## [Written exercise]
Filter the records below down to lines containing "type".

◆ ◆ ◆ ◆ ◆

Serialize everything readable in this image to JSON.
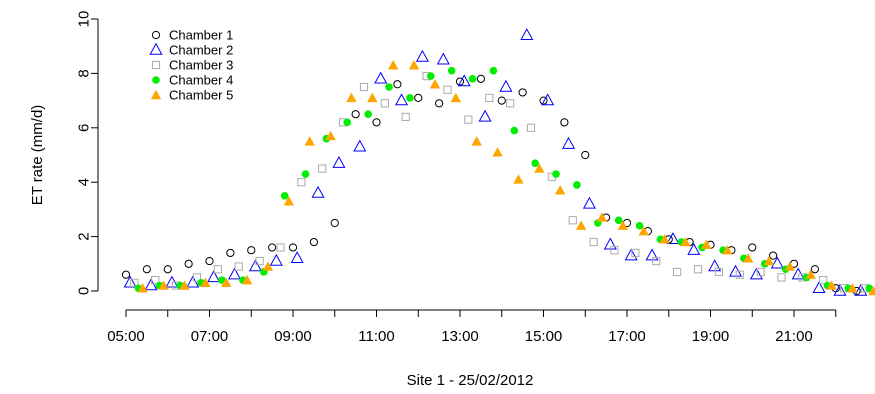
{
  "chart_data": {
    "type": "scatter",
    "title": "",
    "xlabel": "Site 1 - 25/02/2012",
    "ylabel": "ET rate (mm/d)",
    "xlim": [
      5.0,
      22.7
    ],
    "ylim": [
      -0.3,
      10.2
    ],
    "x_ticks": [
      5,
      7,
      9,
      11,
      13,
      15,
      17,
      19,
      21
    ],
    "x_minor_ticks": [
      6,
      8,
      10,
      12,
      14,
      16,
      18,
      20,
      22
    ],
    "x_tick_labels": [
      "05:00",
      "07:00",
      "09:00",
      "11:00",
      "13:00",
      "15:00",
      "17:00",
      "19:00",
      "21:00"
    ],
    "y_ticks": [
      0,
      2,
      4,
      6,
      8,
      10
    ],
    "grid": false,
    "legend_position": "top-left",
    "series": [
      {
        "name": "Chamber 1",
        "marker": "circle-open",
        "color": "#000000",
        "points": [
          [
            5.0,
            0.6
          ],
          [
            5.5,
            0.8
          ],
          [
            6.0,
            0.8
          ],
          [
            6.5,
            1.0
          ],
          [
            7.0,
            1.1
          ],
          [
            7.5,
            1.4
          ],
          [
            8.0,
            1.5
          ],
          [
            8.5,
            1.6
          ],
          [
            9.0,
            1.6
          ],
          [
            9.5,
            1.8
          ],
          [
            10.0,
            2.5
          ],
          [
            10.5,
            6.5
          ],
          [
            11.0,
            6.2
          ],
          [
            11.5,
            7.6
          ],
          [
            12.0,
            7.1
          ],
          [
            12.5,
            6.9
          ],
          [
            13.0,
            7.7
          ],
          [
            13.5,
            7.8
          ],
          [
            14.0,
            7.0
          ],
          [
            14.5,
            7.3
          ],
          [
            15.0,
            7.0
          ],
          [
            15.5,
            6.2
          ],
          [
            16.0,
            5.0
          ],
          [
            16.5,
            2.7
          ],
          [
            17.0,
            2.5
          ],
          [
            17.5,
            2.2
          ],
          [
            18.0,
            1.9
          ],
          [
            18.5,
            1.8
          ],
          [
            19.0,
            1.7
          ],
          [
            19.5,
            1.5
          ],
          [
            20.0,
            1.6
          ],
          [
            20.5,
            1.3
          ],
          [
            21.0,
            1.0
          ],
          [
            21.5,
            0.8
          ],
          [
            22.0,
            0.1
          ],
          [
            22.5,
            0.0
          ]
        ]
      },
      {
        "name": "Chamber 2",
        "marker": "triangle-open",
        "color": "#0000ff",
        "points": [
          [
            5.1,
            0.3
          ],
          [
            5.6,
            0.2
          ],
          [
            6.1,
            0.3
          ],
          [
            6.6,
            0.3
          ],
          [
            7.1,
            0.5
          ],
          [
            7.6,
            0.6
          ],
          [
            8.1,
            0.9
          ],
          [
            8.6,
            1.1
          ],
          [
            9.1,
            1.2
          ],
          [
            9.6,
            3.6
          ],
          [
            10.1,
            4.7
          ],
          [
            10.6,
            5.3
          ],
          [
            11.1,
            7.8
          ],
          [
            11.6,
            7.0
          ],
          [
            12.1,
            8.6
          ],
          [
            12.6,
            8.5
          ],
          [
            13.1,
            7.7
          ],
          [
            13.6,
            6.4
          ],
          [
            14.1,
            7.5
          ],
          [
            14.6,
            9.4
          ],
          [
            15.1,
            7.0
          ],
          [
            15.6,
            5.4
          ],
          [
            16.1,
            3.2
          ],
          [
            16.6,
            1.7
          ],
          [
            17.1,
            1.3
          ],
          [
            17.6,
            1.3
          ],
          [
            18.1,
            1.9
          ],
          [
            18.6,
            1.5
          ],
          [
            19.1,
            0.9
          ],
          [
            19.6,
            0.7
          ],
          [
            20.1,
            0.6
          ],
          [
            20.6,
            1.0
          ],
          [
            21.1,
            0.6
          ],
          [
            21.6,
            0.1
          ],
          [
            22.1,
            0.0
          ],
          [
            22.6,
            0.0
          ]
        ]
      },
      {
        "name": "Chamber 3",
        "marker": "square-open",
        "color": "#aaaaaa",
        "points": [
          [
            5.2,
            0.3
          ],
          [
            5.7,
            0.4
          ],
          [
            6.2,
            0.2
          ],
          [
            6.7,
            0.5
          ],
          [
            7.2,
            0.8
          ],
          [
            7.7,
            0.9
          ],
          [
            8.2,
            1.1
          ],
          [
            8.7,
            1.6
          ],
          [
            9.2,
            4.0
          ],
          [
            9.7,
            4.5
          ],
          [
            10.2,
            6.2
          ],
          [
            10.7,
            7.5
          ],
          [
            11.2,
            6.9
          ],
          [
            11.7,
            6.4
          ],
          [
            12.2,
            7.9
          ],
          [
            12.7,
            7.4
          ],
          [
            13.2,
            6.3
          ],
          [
            13.7,
            7.1
          ],
          [
            14.2,
            6.9
          ],
          [
            14.7,
            6.0
          ],
          [
            15.2,
            4.2
          ],
          [
            15.7,
            2.6
          ],
          [
            16.2,
            1.8
          ],
          [
            16.7,
            1.5
          ],
          [
            17.2,
            1.4
          ],
          [
            17.7,
            1.1
          ],
          [
            18.2,
            0.7
          ],
          [
            18.7,
            0.8
          ],
          [
            19.2,
            0.7
          ],
          [
            19.7,
            0.6
          ],
          [
            20.2,
            0.7
          ],
          [
            20.7,
            0.5
          ],
          [
            21.2,
            0.5
          ],
          [
            21.7,
            0.4
          ],
          [
            22.2,
            0.1
          ],
          [
            22.7,
            0.1
          ]
        ]
      },
      {
        "name": "Chamber 4",
        "marker": "circle-filled",
        "color": "#00ee00",
        "points": [
          [
            5.3,
            0.1
          ],
          [
            5.8,
            0.2
          ],
          [
            6.3,
            0.2
          ],
          [
            6.8,
            0.3
          ],
          [
            7.3,
            0.4
          ],
          [
            7.8,
            0.4
          ],
          [
            8.3,
            0.7
          ],
          [
            8.8,
            3.5
          ],
          [
            9.3,
            4.3
          ],
          [
            9.8,
            5.6
          ],
          [
            10.3,
            6.2
          ],
          [
            10.8,
            6.5
          ],
          [
            11.3,
            7.5
          ],
          [
            11.8,
            7.1
          ],
          [
            12.3,
            7.9
          ],
          [
            12.8,
            8.1
          ],
          [
            13.3,
            7.8
          ],
          [
            13.8,
            8.1
          ],
          [
            14.3,
            5.9
          ],
          [
            14.8,
            4.7
          ],
          [
            15.3,
            4.3
          ],
          [
            15.8,
            3.9
          ],
          [
            16.3,
            2.5
          ],
          [
            16.8,
            2.6
          ],
          [
            17.3,
            2.4
          ],
          [
            17.8,
            1.9
          ],
          [
            18.3,
            1.8
          ],
          [
            18.8,
            1.6
          ],
          [
            19.3,
            1.5
          ],
          [
            19.8,
            1.2
          ],
          [
            20.3,
            1.0
          ],
          [
            20.8,
            0.8
          ],
          [
            21.3,
            0.5
          ],
          [
            21.8,
            0.2
          ],
          [
            22.3,
            0.1
          ],
          [
            22.8,
            0.1
          ]
        ]
      },
      {
        "name": "Chamber 5",
        "marker": "triangle-filled",
        "color": "#ffa500",
        "points": [
          [
            5.4,
            0.1
          ],
          [
            5.9,
            0.2
          ],
          [
            6.4,
            0.2
          ],
          [
            6.9,
            0.3
          ],
          [
            7.4,
            0.3
          ],
          [
            7.9,
            0.4
          ],
          [
            8.4,
            0.9
          ],
          [
            8.9,
            3.3
          ],
          [
            9.4,
            5.5
          ],
          [
            9.9,
            5.7
          ],
          [
            10.4,
            7.1
          ],
          [
            10.9,
            7.1
          ],
          [
            11.4,
            8.3
          ],
          [
            11.9,
            8.3
          ],
          [
            12.4,
            7.6
          ],
          [
            12.9,
            7.1
          ],
          [
            13.4,
            5.5
          ],
          [
            13.9,
            5.1
          ],
          [
            14.4,
            4.1
          ],
          [
            14.9,
            4.5
          ],
          [
            15.4,
            3.7
          ],
          [
            15.9,
            2.4
          ],
          [
            16.4,
            2.7
          ],
          [
            16.9,
            2.4
          ],
          [
            17.4,
            2.2
          ],
          [
            17.9,
            1.9
          ],
          [
            18.4,
            1.8
          ],
          [
            18.9,
            1.7
          ],
          [
            19.4,
            1.5
          ],
          [
            19.9,
            1.2
          ],
          [
            20.4,
            1.1
          ],
          [
            20.9,
            0.9
          ],
          [
            21.4,
            0.6
          ],
          [
            21.9,
            0.2
          ],
          [
            22.4,
            0.1
          ],
          [
            22.9,
            0.0
          ]
        ]
      }
    ]
  }
}
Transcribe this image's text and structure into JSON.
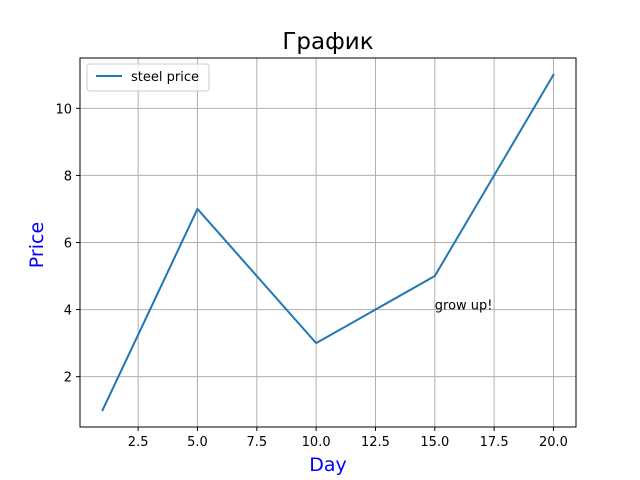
{
  "chart_data": {
    "type": "line",
    "title": "График",
    "xlabel": "Day",
    "ylabel": "Price",
    "xlim": [
      0.05,
      20.95
    ],
    "ylim": [
      0.5,
      11.5
    ],
    "xticks": [
      2.5,
      5.0,
      7.5,
      10.0,
      12.5,
      15.0,
      17.5,
      20.0
    ],
    "xtick_labels": [
      "2.5",
      "5.0",
      "7.5",
      "10.0",
      "12.5",
      "15.0",
      "17.5",
      "20.0"
    ],
    "yticks": [
      2,
      4,
      6,
      8,
      10
    ],
    "ytick_labels": [
      "2",
      "4",
      "6",
      "8",
      "10"
    ],
    "grid": true,
    "legend_position": "top-left",
    "series": [
      {
        "name": "steel price",
        "color": "#1f77b4",
        "x": [
          1,
          5,
          10,
          15,
          20
        ],
        "y": [
          1,
          7,
          3,
          5,
          11
        ]
      }
    ],
    "annotations": [
      {
        "text": "grow up!",
        "x": 15,
        "y": 4
      }
    ],
    "colors": {
      "axis_label": "#0000ff",
      "grid": "#b0b0b0"
    }
  }
}
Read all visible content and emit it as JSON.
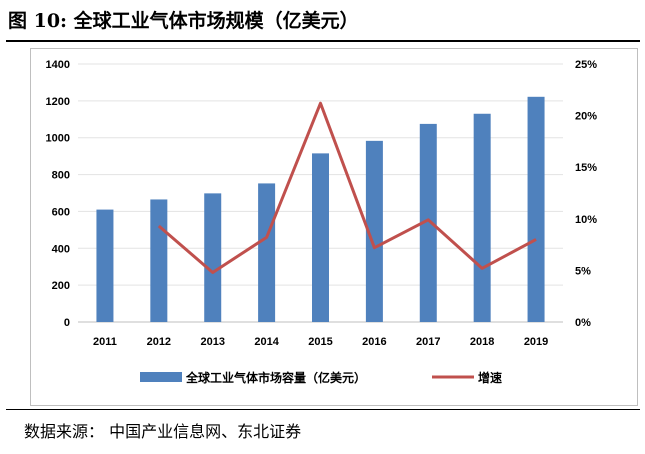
{
  "title": "图  10:  全球工业气体市场规模（亿美元）",
  "source": "数据来源：  中国产业信息网、东北证券",
  "chart_data": {
    "type": "bar",
    "categories": [
      "2011",
      "2012",
      "2013",
      "2014",
      "2015",
      "2016",
      "2017",
      "2018",
      "2019"
    ],
    "series": [
      {
        "name": "全球工业气体市场容量（亿美元）",
        "type": "bar",
        "axis": "left",
        "color": "#4f81bd",
        "values": [
          610,
          665,
          698,
          752,
          915,
          983,
          1075,
          1130,
          1222
        ]
      },
      {
        "name": "增速",
        "type": "line",
        "axis": "right",
        "color": "#c0504d",
        "values": [
          null,
          9.3,
          4.8,
          8.2,
          21.2,
          7.2,
          9.9,
          5.2,
          8.0
        ]
      }
    ],
    "yleft": {
      "lim": [
        0,
        1400
      ],
      "ticks": [
        "0",
        "200",
        "400",
        "600",
        "800",
        "1000",
        "1200",
        "1400"
      ]
    },
    "yright": {
      "lim": [
        0,
        25
      ],
      "ticks": [
        "0%",
        "5%",
        "10%",
        "15%",
        "20%",
        "25%"
      ]
    },
    "grid": true,
    "legend": "bottom"
  }
}
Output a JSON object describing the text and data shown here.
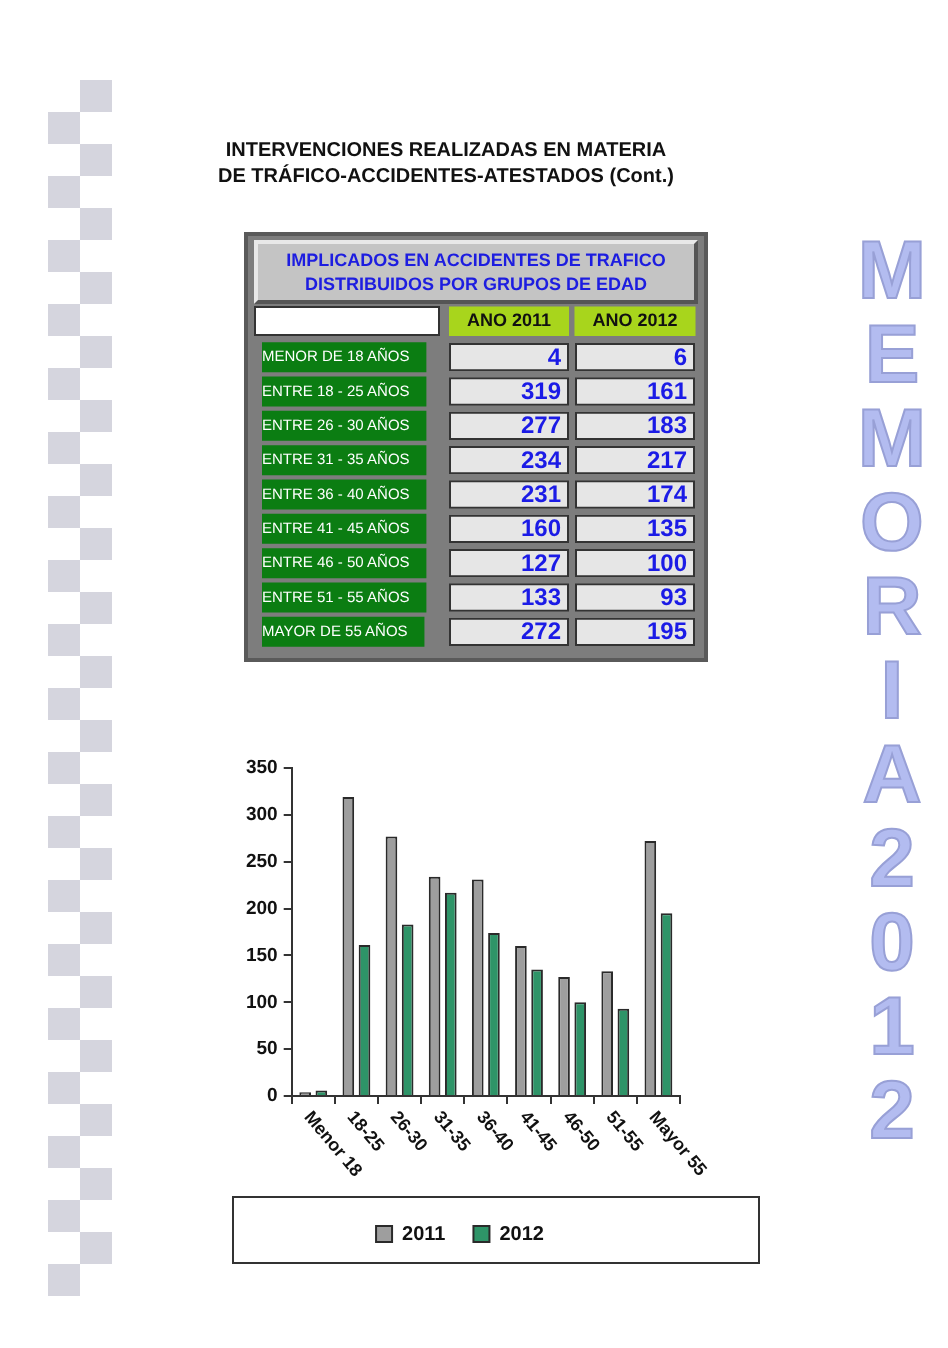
{
  "chart_data": [
    {
      "type": "heatmap",
      "title": "INTERVENCIONES REALIZADAS EN MATERIA DE TRÁFICO-ACCIDENTES-ATESTADOS (Cont.)",
      "subtitle": "IMPLICADOS EN ACCIDENTES DE TRAFICO DISTRIBUIDOS POR GRUPOS DE EDAD",
      "categories": [
        "ANO 2011",
        "ANO 2012"
      ],
      "y_categories": [
        "MENOR DE 18 AÑOS",
        "ENTRE 18 - 25 AÑOS",
        "ENTRE 26 - 30 AÑOS",
        "ENTRE 31 - 35 AÑOS",
        "ENTRE 36 - 40 AÑOS",
        "ENTRE 41 - 45 AÑOS",
        "ENTRE 46 - 50 AÑOS",
        "ENTRE 51 - 55 AÑOS",
        "MAYOR DE 55 AÑOS"
      ],
      "cells": [
        [
          4,
          6
        ],
        [
          319,
          161
        ],
        [
          277,
          183
        ],
        [
          234,
          217
        ],
        [
          231,
          174
        ],
        [
          160,
          135
        ],
        [
          127,
          100
        ],
        [
          133,
          93
        ],
        [
          272,
          195
        ]
      ],
      "data_labels": true,
      "annotations": [
        "MEMORIA2012"
      ]
    },
    {
      "type": "bar",
      "categories": [
        "Menor 18",
        "18-25",
        "26-30",
        "31-35",
        "36-40",
        "41-45",
        "46-50",
        "51-55",
        "Mayor 55"
      ],
      "series": [
        {
          "name": "2011",
          "color": "#9e9e9e",
          "values": [
            4,
            319,
            277,
            234,
            231,
            160,
            127,
            133,
            272
          ]
        },
        {
          "name": "2012",
          "color": "#2e9468",
          "values": [
            6,
            161,
            183,
            217,
            174,
            135,
            100,
            93,
            195
          ]
        }
      ],
      "ylim": [
        0,
        350
      ],
      "yticks": [
        0,
        50,
        100,
        150,
        200,
        250,
        300,
        350
      ],
      "grid": false,
      "legend": "bottom"
    }
  ]
}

◆ ◆ ◆ ◆ ◆

## [The solution]
    "type": "scatter",
    "type": "line",
    "type": "bar",
        "type": "bar",
        "type": "line",
      "type": "heatmap",
      "type": "bar",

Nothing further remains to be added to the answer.